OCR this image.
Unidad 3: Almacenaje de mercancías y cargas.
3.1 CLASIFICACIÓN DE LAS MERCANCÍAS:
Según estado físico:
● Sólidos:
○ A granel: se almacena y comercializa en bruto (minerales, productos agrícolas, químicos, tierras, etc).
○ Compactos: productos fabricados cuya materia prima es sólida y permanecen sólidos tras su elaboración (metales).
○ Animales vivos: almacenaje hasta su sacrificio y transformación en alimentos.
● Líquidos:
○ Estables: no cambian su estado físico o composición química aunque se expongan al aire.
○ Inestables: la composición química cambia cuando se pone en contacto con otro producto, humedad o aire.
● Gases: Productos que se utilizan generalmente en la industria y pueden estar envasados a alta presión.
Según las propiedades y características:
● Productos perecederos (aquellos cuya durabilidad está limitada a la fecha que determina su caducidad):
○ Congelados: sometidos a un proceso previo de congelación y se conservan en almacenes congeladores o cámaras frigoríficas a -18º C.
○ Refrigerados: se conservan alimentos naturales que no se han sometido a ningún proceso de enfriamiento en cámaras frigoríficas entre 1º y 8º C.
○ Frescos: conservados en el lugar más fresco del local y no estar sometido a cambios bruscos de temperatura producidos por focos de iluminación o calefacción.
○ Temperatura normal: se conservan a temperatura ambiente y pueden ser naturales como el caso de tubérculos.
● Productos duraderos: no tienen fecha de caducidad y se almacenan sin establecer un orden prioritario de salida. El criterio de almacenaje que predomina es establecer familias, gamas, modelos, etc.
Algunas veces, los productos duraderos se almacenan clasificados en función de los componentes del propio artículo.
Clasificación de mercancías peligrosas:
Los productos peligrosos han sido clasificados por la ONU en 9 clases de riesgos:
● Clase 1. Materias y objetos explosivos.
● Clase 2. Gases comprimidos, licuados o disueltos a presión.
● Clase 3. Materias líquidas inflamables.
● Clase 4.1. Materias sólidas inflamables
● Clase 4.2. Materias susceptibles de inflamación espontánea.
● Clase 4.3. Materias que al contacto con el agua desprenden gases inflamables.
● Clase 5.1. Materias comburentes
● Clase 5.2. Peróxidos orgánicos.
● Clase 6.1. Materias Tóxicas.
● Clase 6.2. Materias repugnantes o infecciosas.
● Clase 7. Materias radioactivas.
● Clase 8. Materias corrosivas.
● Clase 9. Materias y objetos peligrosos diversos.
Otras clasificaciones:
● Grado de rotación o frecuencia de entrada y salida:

************

• TASK DIRECTIONS
All lines that include "duraderos" are to be gathered and copied.

• RESPONSE
● Productos duraderos: no tienen fecha de caducidad y se almacenan sin establecer un orden prioritario de salida. El criterio de almacenaje que predomina es establecer familias, gamas, modelos, etc.
Algunas veces, los productos duraderos se almacenan clasificados en función de los componentes del propio artículo.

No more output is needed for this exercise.